Written by: Courtney Baird

Have you ever felt like death warmed over for weeks at a time—like no matter what you did, your interval workouts and races just kept getting slower and slower?

You may have been overtrained—a common ailment for Type-A runners and one that can lead to injury.

Besides injury, overtraining can even put you on the sidelines for months or years at a time.

But there are signs that you can look for to nip overtraining in the bud. In an effort to learn what these signs are, I turned to six-time Ironman world champion Mark Allen for advice. He’s very familiar with the phenomenon—at the tail end of his career, he got so overtrained that he had to cut back his training for two years to feel normal again.

Here are some signs Allen says to watch out for.

  1. You’re more irritable than normal.
  2. You’re not sleeping soundly at night. “Maybe you go to sleep like a dead man and wake up and can’t go back to sleep,” Allen said. “Or maybe you sleep fine but you wake up feeling like a Mack Truck hit you.”
  3. You have to motivate yourself to get out the door for each and every run.
  4. Your legs and arms feel sluggish all the time.
  5. You experience sudden weight loss or gain.
  6. Your workouts are inconsistent. “If one day you feel like a super hero and the next day you feel like you can barely move, that’s a big sign that you’re getting toward the real danger zone,” Allen said. “Your body is taxing your adrenal system and it’s trying to compensate, so one day it’s able to compensate, but it’s on super drive. But [in the process] it takes every bit of reserve out.”
  7. The people around you keep telling you that you don’t seem quite right. “Anybody who is overtrained for a long period, they’re going to deny it and everyone else is going to see it first,” Allen said.

--- Work to do ---
**a.** In the piece on overtraining, rewrite the paragraph beginning "But there are signs that you can look for" in a shorter form that keeps its main facts.
**b.** Carry on the piece on overtraining, picking up right after its final sentence.

--- Provided information ---
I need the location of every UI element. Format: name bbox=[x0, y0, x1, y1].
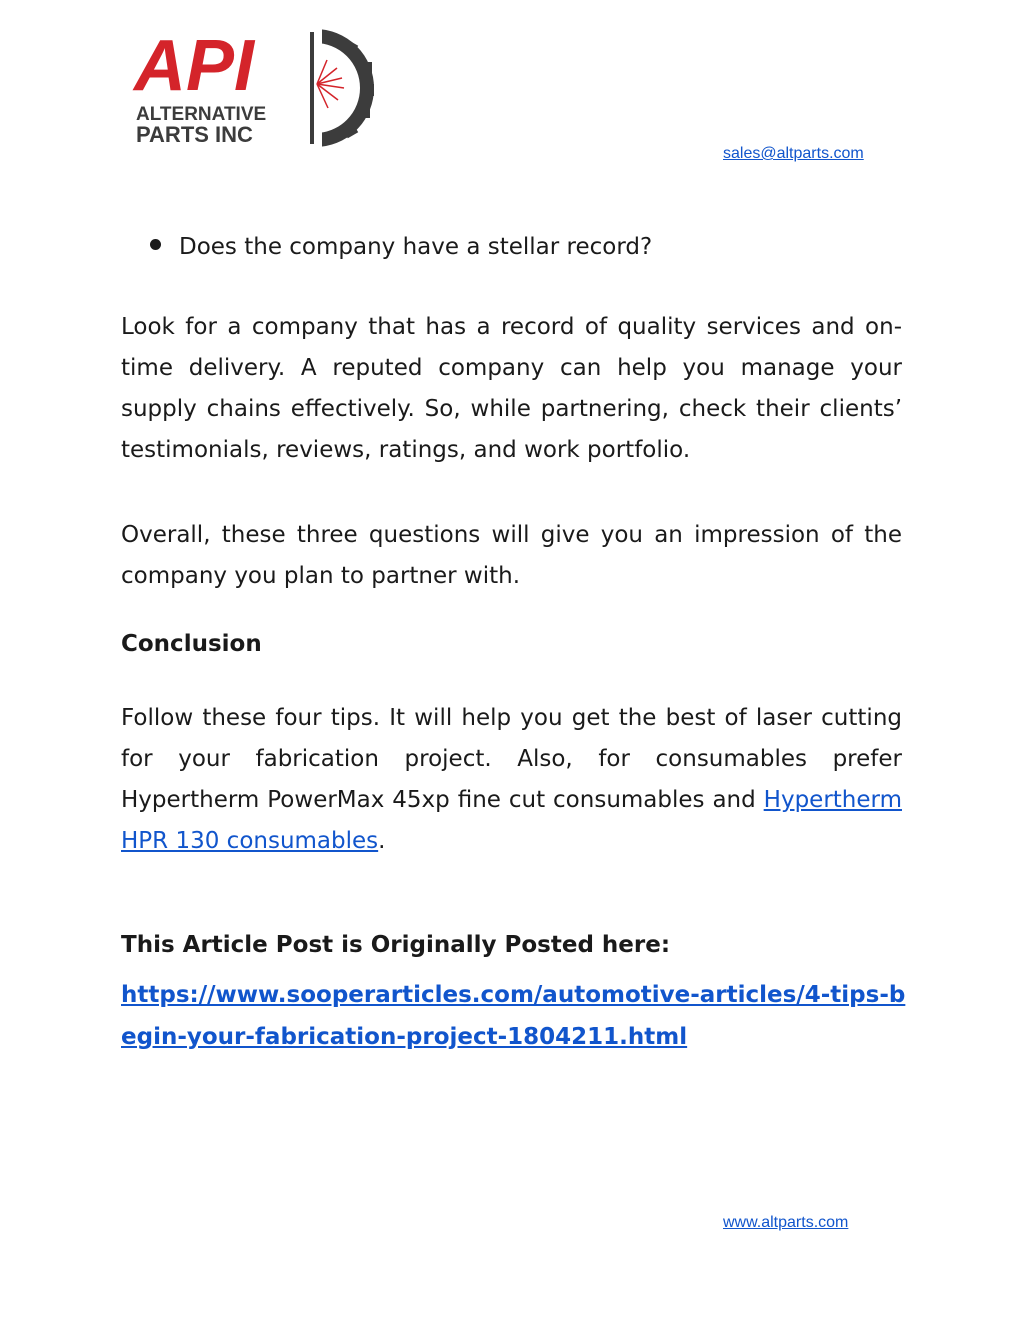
paragraph-overall: Overall, these three questions will give you an impression of the company you plan to partner with. bbox=[121, 522, 902, 589]
company-logo bbox=[132, 28, 382, 148]
paragraph-record: Look for a company that has a record of quality services and on-time delivery. A reputed company can help you manage your supply chains effectively. So, while partnering, check their clients’ testimonials, reviews, ratings, and work portfolio. bbox=[121, 314, 902, 463]
source-heading: This Article Post is Originally Posted here: bbox=[121, 932, 671, 958]
bullet-item bbox=[150, 228, 652, 266]
conclusion-text: Follow these four tips. It will help you get the best of laser cutting for your fabrication project. Also, for consumables prefer Hypertherm PowerMax 45xp fine cut consumables and bbox=[121, 705, 902, 813]
source-url-link[interactable]: https://www.sooperarticles.com/automotive-articles/4-tips-begin-your-fabrication-project-1804211.html bbox=[121, 982, 906, 1050]
api-logo-graphic bbox=[132, 28, 382, 148]
conclusion-heading: Conclusion bbox=[121, 631, 262, 657]
website-link[interactable]: www.altparts.com bbox=[723, 1214, 849, 1231]
hypertherm-hpr130-link[interactable]: Hypertherm HPR 130 consumables bbox=[121, 787, 902, 854]
paragraph-conclusion bbox=[121, 698, 902, 862]
bullet-dot bbox=[150, 239, 161, 250]
bullet-text: Does the company have a stellar record? bbox=[179, 234, 653, 260]
logo-line2: PARTS INC bbox=[136, 122, 253, 147]
email-link[interactable]: sales@altparts.com bbox=[723, 145, 864, 162]
conclusion-end: . bbox=[378, 828, 386, 854]
logo-letters: API bbox=[134, 28, 255, 106]
logo-line1: ALTERNATIVE bbox=[136, 104, 267, 125]
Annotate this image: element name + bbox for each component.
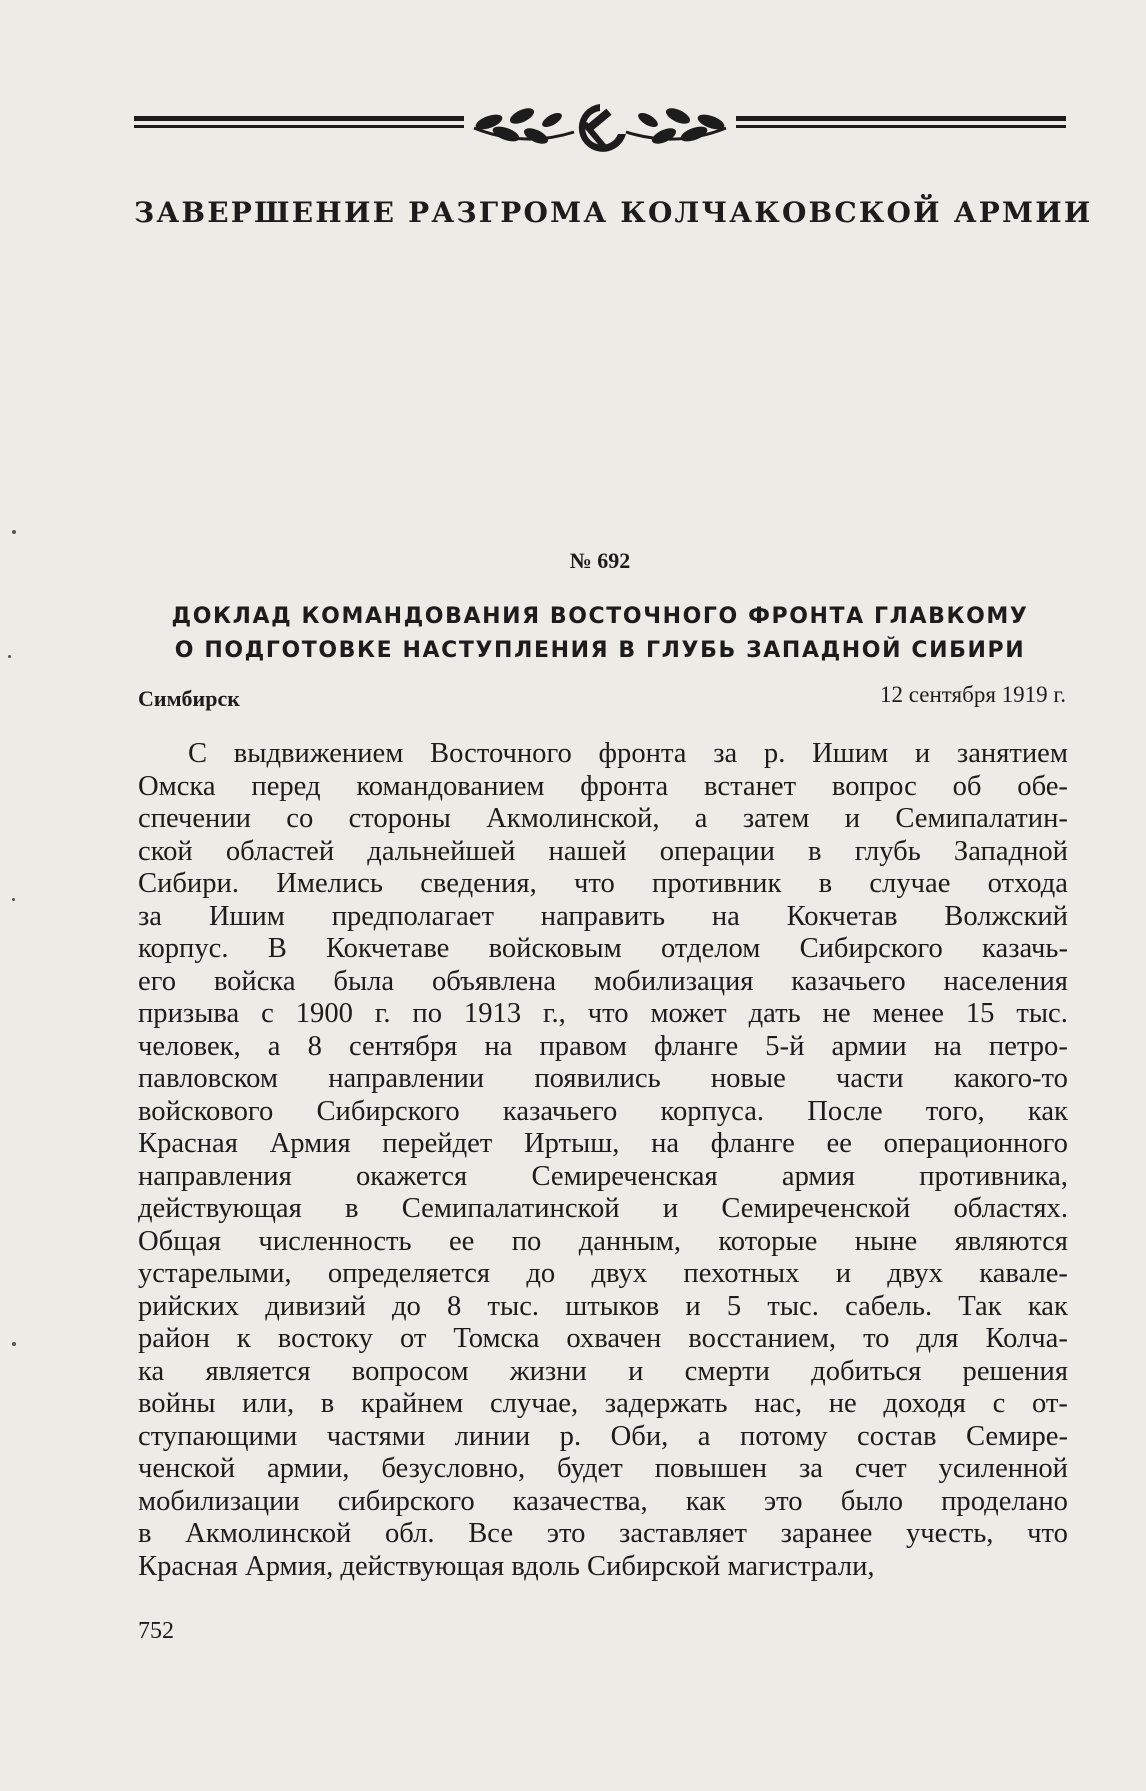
body-line: человек, а 8 сентября на правом фланге 5-й армии на петро- (138, 1030, 1068, 1062)
body-line: его войска была объявлена мобилизация казачьего населения (138, 965, 1068, 997)
body-line: войскового Сибирского казачьего корпуса. После того, как (138, 1095, 1068, 1127)
document-body (138, 738, 1068, 1583)
body-line: район к востоку от Томска охвачен восстанием, то для Колча- (138, 1323, 1068, 1354)
body-line: Общая численность ее по данным, которые ныне являются (138, 1225, 1068, 1257)
document-date: 12 сентября 1919 г. (880, 682, 1066, 707)
body-line: за Ишим предполагает направить на Кокчетав Волжский (138, 900, 1068, 932)
body-line: мобилизации сибирского казачества, как это было проделано (138, 1485, 1068, 1517)
section-title: ЗАВЕРШЕНИЕ РАЗГРОМА КОЛЧАКОВСКОЙ АРМИИ (134, 196, 1093, 229)
body-line: Омска перед командованием фронта встанет вопрос об обе- (138, 770, 1068, 802)
body-line: павловском направлении появились новые части какого-то (138, 1063, 1068, 1094)
body-line: спечении со стороны Акмолинской, а затем и Семипалатин- (138, 803, 1068, 834)
document-number: № 692 (569, 548, 631, 573)
scan-speck (12, 1342, 16, 1346)
body-line: ченской армии, безусловно, будет повышен за счет усиленной (138, 1453, 1068, 1484)
hammer-sickle-ornament-icon (134, 98, 1066, 160)
document-title-line: ДОКЛАД КОМАНДОВАНИЯ ВОСТОЧНОГО ФРОНТА ГЛАВКОМУ (171, 604, 1029, 629)
document-place: Симбирск (138, 686, 240, 711)
body-line: С выдвижением Восточного фронта за р. Ишим и занятием (188, 738, 1068, 769)
body-line: ка является вопросом жизни и смерти добиться решения (138, 1355, 1068, 1387)
scan-speck (12, 530, 16, 534)
body-line: призыва с 1900 г. по 1913 г., что может дать не менее 15 тыс. (138, 998, 1068, 1029)
body-line: в Акмолинской обл. Все это заставляет заранее учесть, что (138, 1518, 1068, 1549)
body-line: рийских дивизий до 8 тыс. штыков и 5 тыс. сабель. Так как (138, 1290, 1068, 1322)
body-line: действующая в Семипалатинской и Семиреченской областях. (138, 1193, 1068, 1224)
page-number: 752 (138, 1618, 174, 1644)
body-line: Красная Армия перейдет Иртыш, на фланге ее операционного (138, 1128, 1068, 1159)
body-line: Сибири. Имелись сведения, что противник в случае отхода (138, 868, 1068, 899)
body-line: устарелыми, определяется до двух пехотных и двух кавале- (138, 1258, 1068, 1289)
body-line: корпус. В Кокчетаве войсковым отделом Сибирского казачь- (138, 933, 1068, 964)
body-line: войны или, в крайнем случае, задержать нас, не доходя с от- (138, 1388, 1068, 1419)
scan-speck (8, 655, 11, 658)
body-line: ской областей дальнейшей нашей операции в глубь Западной (138, 835, 1068, 867)
document-title (134, 600, 1066, 668)
document-title-line: О ПОДГОТОВКЕ НАСТУПЛЕНИЯ В ГЛУБЬ ЗАПАДНОЙ СИБИРИ (174, 638, 1026, 663)
body-line: Красная Армия, действующая вдоль Сибирской магистрали, (138, 1550, 875, 1582)
body-line: направления окажется Семиреченская армия противника, (138, 1160, 1068, 1192)
body-line: ступающими частями линии р. Оби, а потому состав Семире- (138, 1420, 1068, 1452)
scan-speck (12, 898, 15, 901)
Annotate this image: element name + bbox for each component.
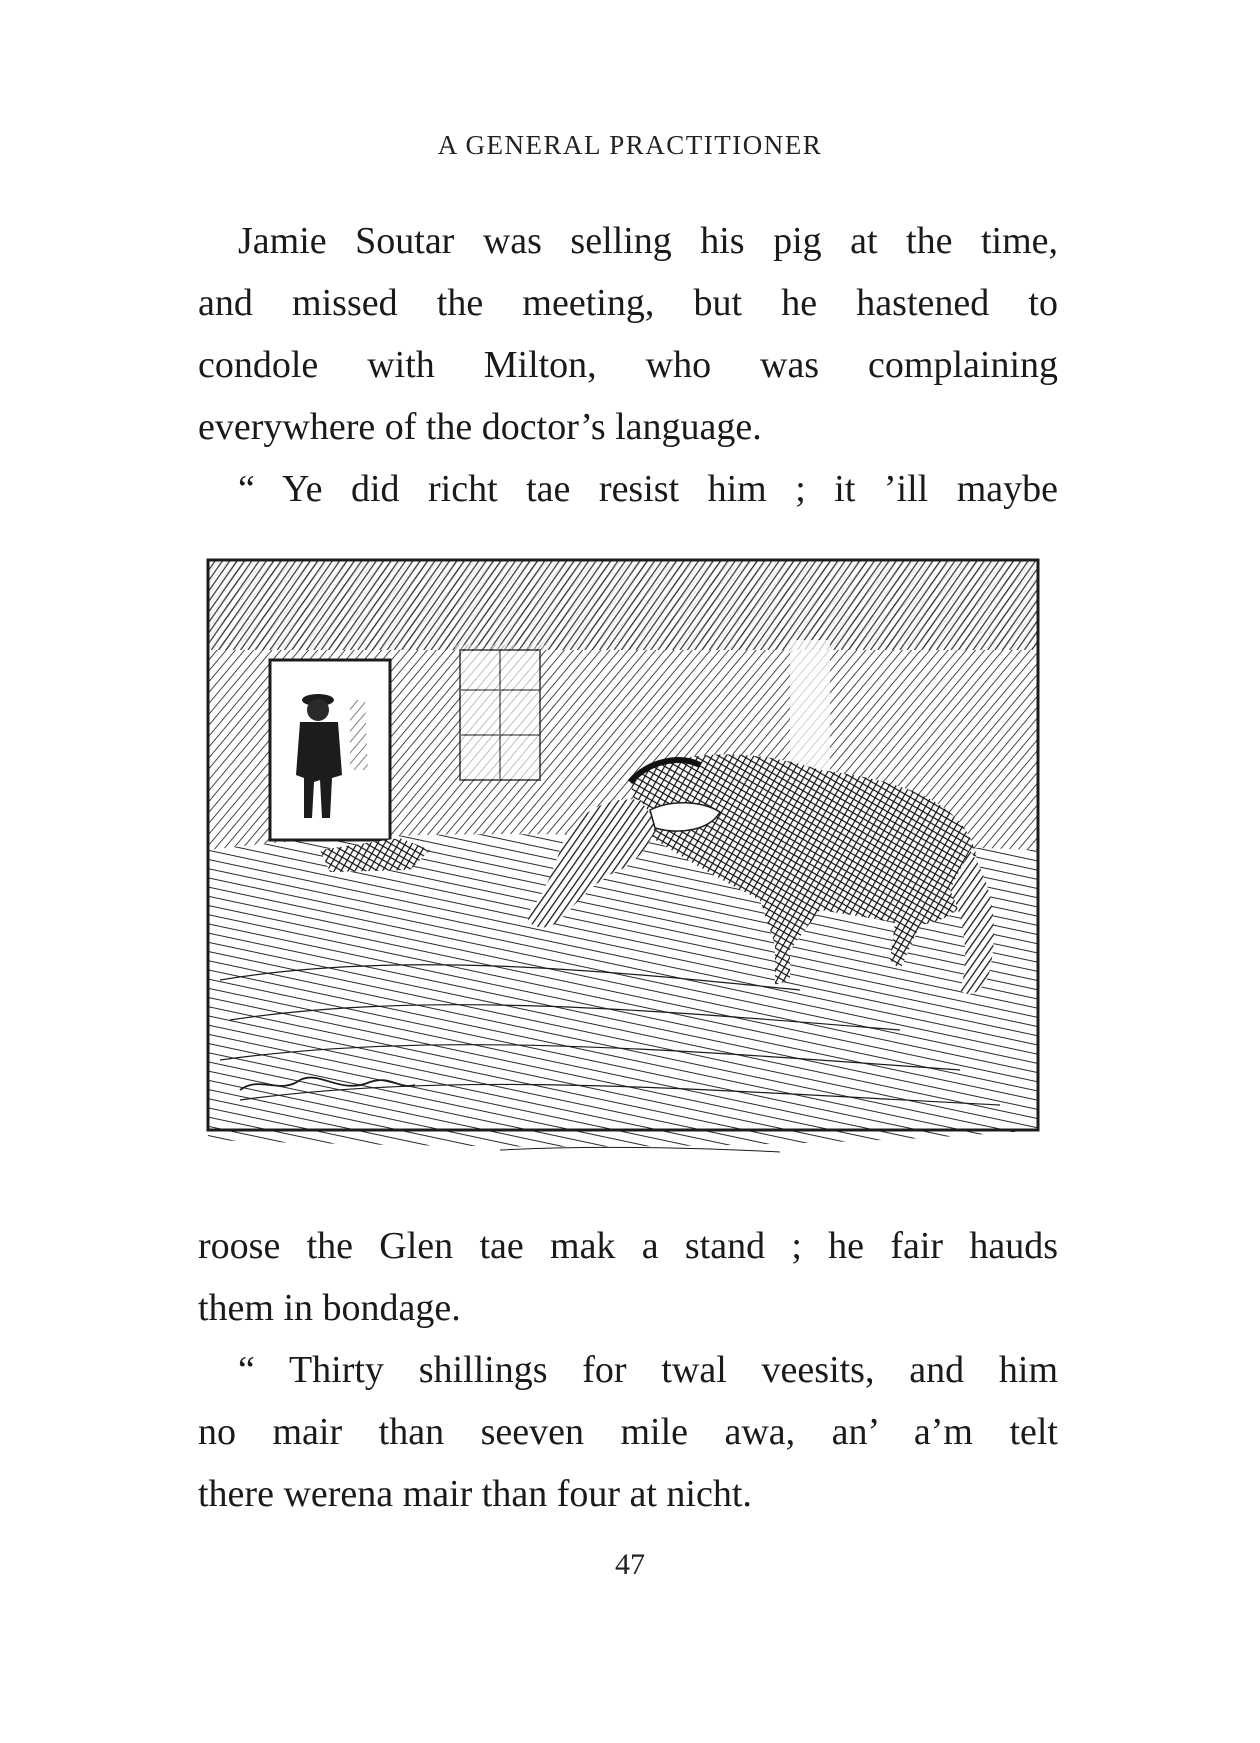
frame-stray-strokes	[500, 1147, 780, 1152]
text-line: there werena mair than four at nicht.	[198, 1473, 752, 1515]
text-line: and missed the meeting, but he hastened to	[198, 282, 1058, 324]
text-block-top	[198, 210, 1058, 520]
wall-shadow-top	[208, 560, 1038, 650]
running-head: A GENERAL PRACTITIONER	[437, 130, 823, 160]
text-line: them in bondage.	[198, 1287, 461, 1329]
page-number: 47	[615, 1548, 645, 1581]
horse-stable-drawing	[200, 550, 1080, 1190]
stable-illustration	[200, 550, 1080, 1190]
text-line: roose the Glen tae mak a stand ; he fair hauds	[198, 1225, 1058, 1267]
text-line: “ Thirty shillings for twal veesits, and him	[238, 1349, 1058, 1391]
stable-window	[455, 645, 545, 785]
text-line: condole with Milton, who was complaining	[198, 344, 1058, 386]
background-figure	[350, 700, 368, 770]
text-block-bottom	[198, 1215, 1058, 1525]
text-line: “ Ye did richt tae resist him ; it ’ill maybe	[238, 468, 1058, 510]
text-line: no mair than seeven mile awa, an’ a’m telt	[198, 1411, 1058, 1453]
text-line: Jamie Soutar was selling his pig at the time,	[238, 220, 1058, 262]
text-line: everywhere of the doctor’s language.	[198, 406, 762, 448]
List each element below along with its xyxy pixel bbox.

--- Responses in order ---
**a.** Certain signs can help catch overtraining early. To learn them, the writer consulted six-time Ironman world champion Mark Allen, who knows the problem firsthand: near the end of his career, he became so overtrained that he had to reduce his training for two years before he felt normal again.

**b.**
If you believe you are overtrained, there are steps you can take to ensure you get back to normal as quickly as possible. To start things off, Allen recommends that you take two days really easy. If you don’t feel like you’ve bounced back on the third day, cut everything in half for a week and skip all intensity. If you still don’t feel right, begin taking complete days off.

If you have a big race coming up, start by taking two days completely off. “Two days of complete rest will do absolutely nothing to hurt your fitness,” Allen said. “If you take a week really easy or a few days off and you feel even worse, that’s a sign that you’re probably really overtrained and should back things down a bit.”

Just remember that whatever you do, don’t make the mistake of brushing the signs of overtraining under the rug.

“Overtraining is something that should not be taken lightly,” Allen said. “If you can nip it in the bud each week or each month instead of plowing through denial for years, then you’ll have a pretty good chance of sustaining fitness and health over the long haul.”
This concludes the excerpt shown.